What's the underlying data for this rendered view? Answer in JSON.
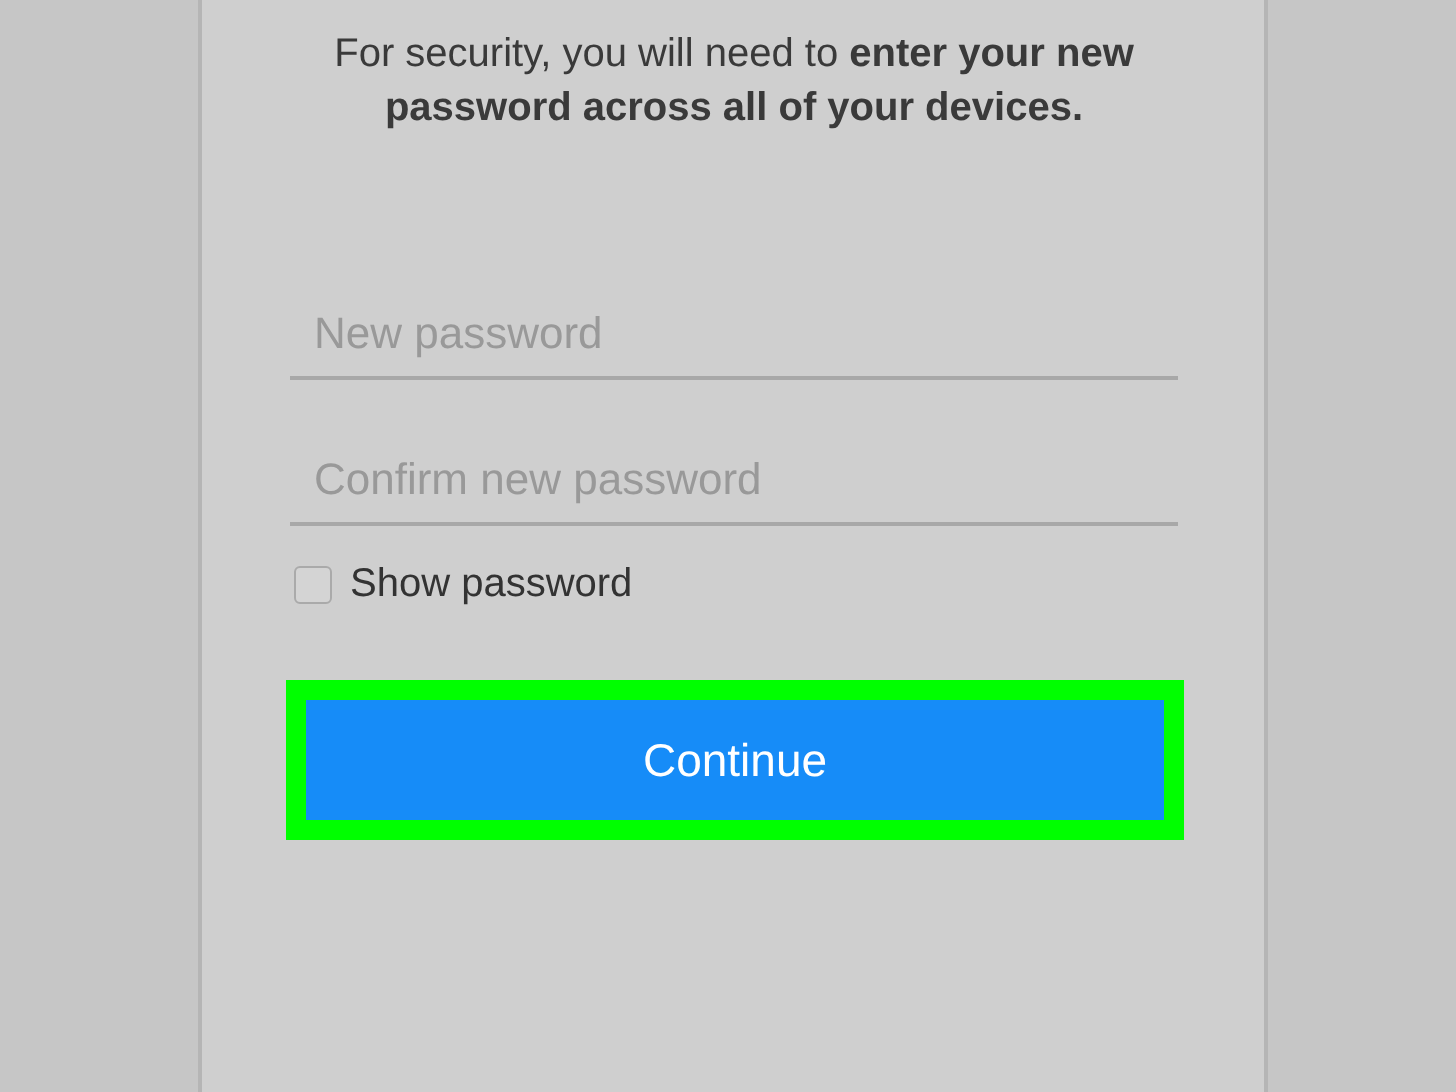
{
  "message": "For security, you will need to **enter your new password across all of your devices.**",
  "fields": [
    {
      "placeholder": "New password"
    },
    {
      "placeholder": "Confirm new password"
    }
  ],
  "show_password": {
    "label": "Show password",
    "checked": false
  },
  "continue_button": {
    "label": "Continue",
    "highlighted": true
  }
}
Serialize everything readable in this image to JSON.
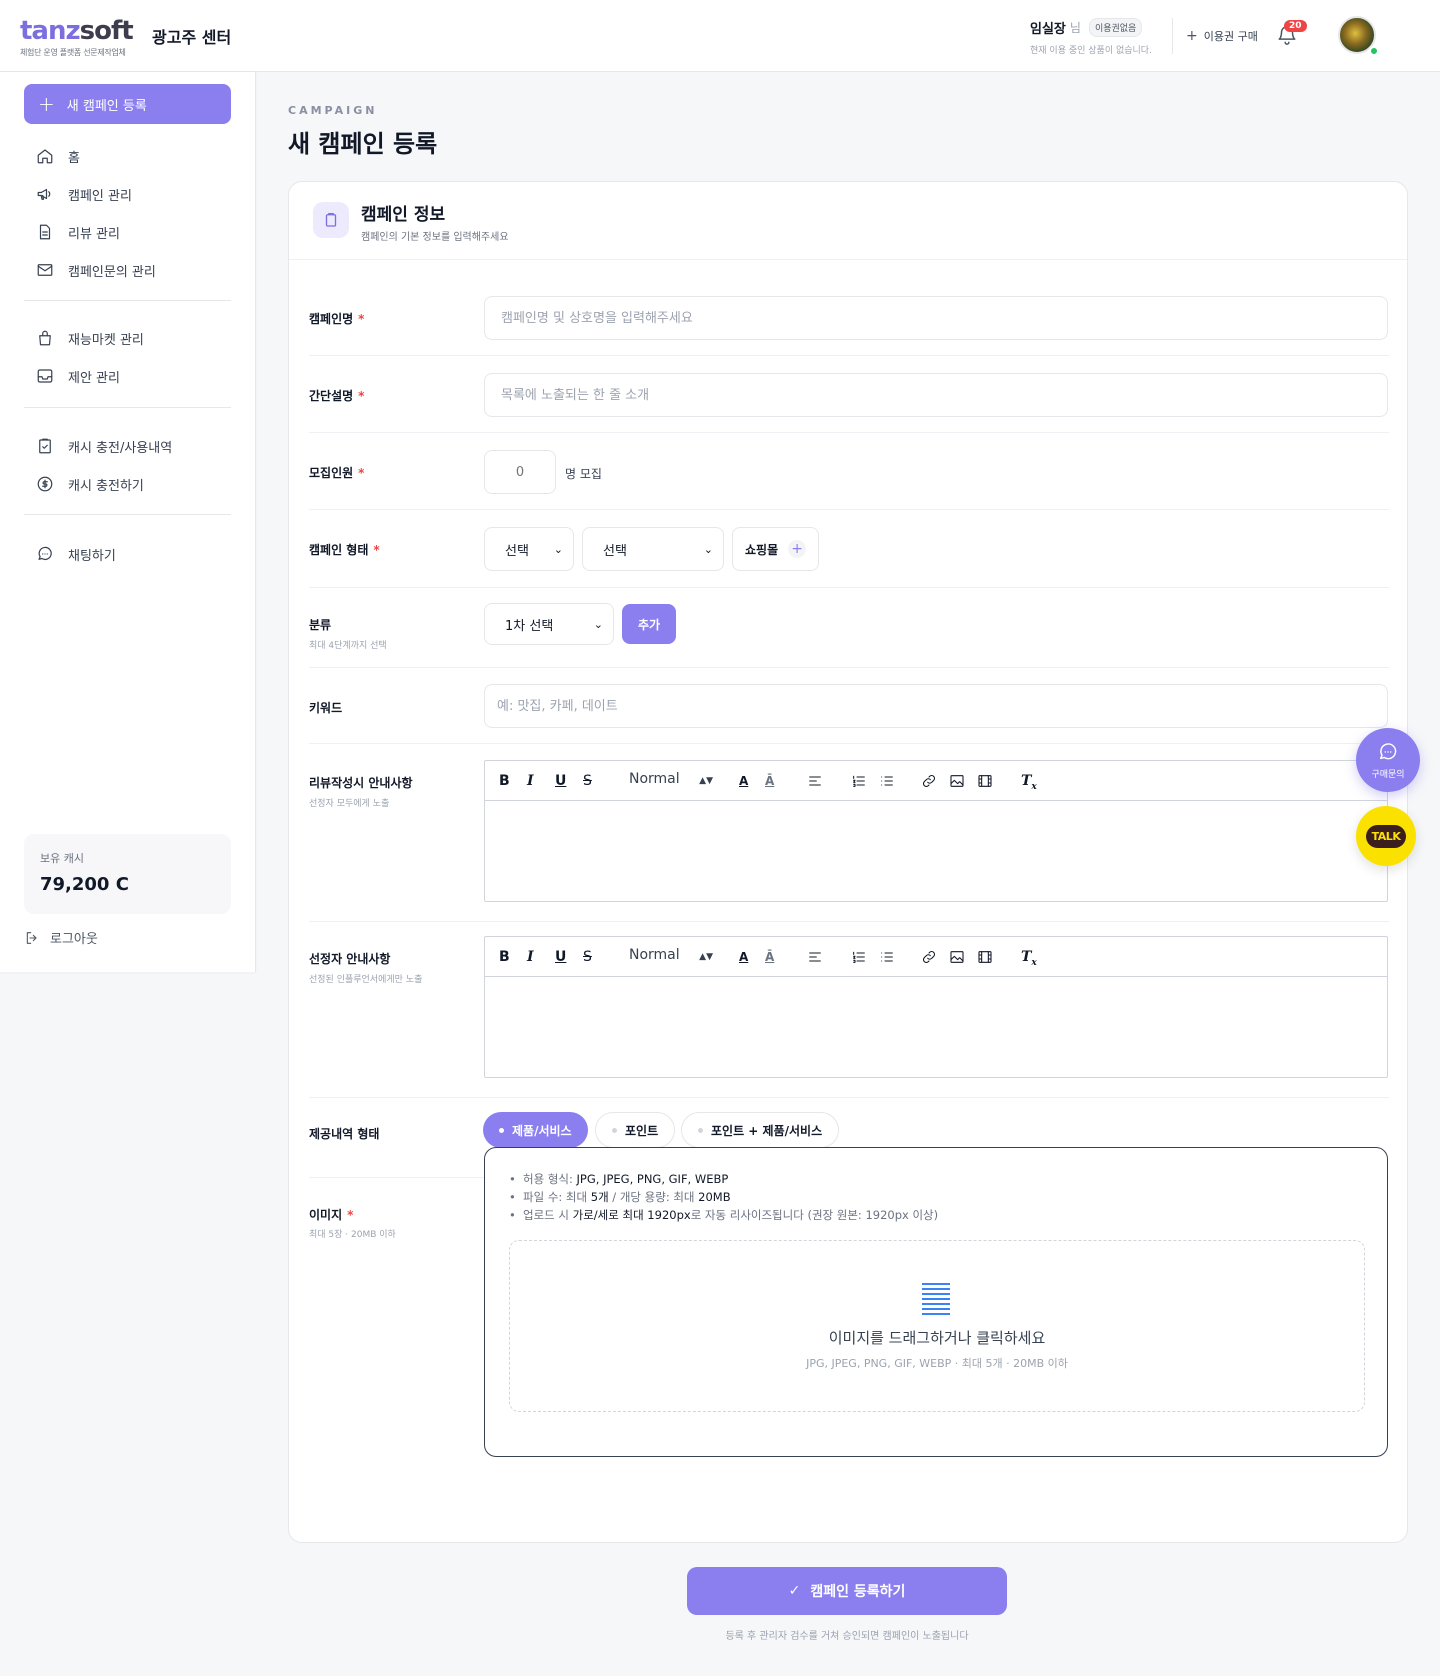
{
  "header": {
    "logo_part1": "tanz",
    "logo_part2": "soft",
    "logo_tagline": "체험단 운영 플랫폼 선문제작업체",
    "center_title": "광고주 센터",
    "user_name": "임실장",
    "user_suffix": "님",
    "plan_badge": "이용권없음",
    "plan_status": "현재 이용 중인 상품이 없습니다.",
    "buy_pass_label": "이용권 구매",
    "notification_count": "20"
  },
  "sidebar": {
    "new_campaign_label": "새 캠페인 등록",
    "items": [
      {
        "label": "홈",
        "icon": "home-icon"
      },
      {
        "label": "캠페인 관리",
        "icon": "megaphone-icon"
      },
      {
        "label": "리뷰 관리",
        "icon": "document-icon"
      },
      {
        "label": "캠페인문의 관리",
        "icon": "mail-icon"
      },
      {
        "label": "재능마켓 관리",
        "icon": "bag-icon"
      },
      {
        "label": "제안 관리",
        "icon": "inbox-icon"
      },
      {
        "label": "캐시 충전/사용내역",
        "icon": "clipboard-check-icon"
      },
      {
        "label": "캐시 충전하기",
        "icon": "dollar-icon"
      },
      {
        "label": "채팅하기",
        "icon": "chat-icon"
      }
    ],
    "cash_label": "보유 캐시",
    "cash_value": "79,200 C",
    "logout_label": "로그아웃"
  },
  "page": {
    "eyebrow": "CAMPAIGN",
    "title": "새 캠페인 등록"
  },
  "card": {
    "title": "캠페인 정보",
    "subtitle": "캠페인의 기본 정보를 입력해주세요"
  },
  "form": {
    "campaign_name": {
      "label": "캠페인명",
      "placeholder": "캠페인명 및 상호명을 입력해주세요"
    },
    "short_desc": {
      "label": "간단설명",
      "placeholder": "목록에 노출되는 한 줄 소개"
    },
    "recruit": {
      "label": "모집인원",
      "value": "0",
      "suffix": "명 모집"
    },
    "campaign_type": {
      "label": "캠페인 형태",
      "select1": "선택",
      "select2": "선택",
      "shop_chip": "쇼핑몰"
    },
    "category": {
      "label": "분류",
      "sublabel": "최대 4단계까지 선택",
      "select": "1차 선택",
      "add_label": "추가"
    },
    "keyword": {
      "label": "키워드",
      "placeholder": "예: 맛집, 카페, 데이트"
    },
    "review_guide": {
      "label": "리뷰작성시 안내사항",
      "sublabel": "선정자 모두에게 노출",
      "format": "Normal"
    },
    "selected_guide": {
      "label": "선정자 안내사항",
      "sublabel": "선정된 인플루언서에게만 노출",
      "format": "Normal"
    },
    "offer_type": {
      "label": "제공내역 형태",
      "options": [
        "제품/서비스",
        "포인트",
        "포인트 + 제품/서비스"
      ],
      "selected": "제품/서비스"
    },
    "image": {
      "label": "이미지",
      "sublabel": "최대 5장 · 20MB 이하",
      "rule1_prefix": "허용 형식: ",
      "rule1_value": "JPG, JPEG, PNG, GIF, WEBP",
      "rule2_prefix": "파일 수: 최대 ",
      "rule2_count": "5개",
      "rule2_mid": " / 개당 용량: 최대 ",
      "rule2_size": "20MB",
      "rule3_prefix": "업로드 시 ",
      "rule3_bold": "가로/세로 최대 1920px",
      "rule3_suffix": "로 자동 리사이즈됩니다 (권장 원본: 1920px 이상)",
      "drop_title": "이미지를 드래그하거나 클릭하세요",
      "drop_sub": "JPG, JPEG, PNG, GIF, WEBP · 최대 5개 · 20MB 이하"
    }
  },
  "submit": {
    "label": "캠페인 등록하기",
    "note": "등록 후 관리자 검수를 거쳐 승인되면 캠페인이 노출됩니다"
  },
  "floating": {
    "chat_label": "구매문의",
    "talk_label": "TALK"
  },
  "colors": {
    "accent": "#8b7ff0",
    "required": "#ef4444",
    "kakao": "#fae100"
  }
}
◇ ◇ ◇ ◇ ◇
Your instructions ::
From the records above, copy every line that holds the word "JSON".

Reply to the exercise ::
What's the underlying data for this rendered view? Answer in JSON.
Serialize everything readable in this image to JSON.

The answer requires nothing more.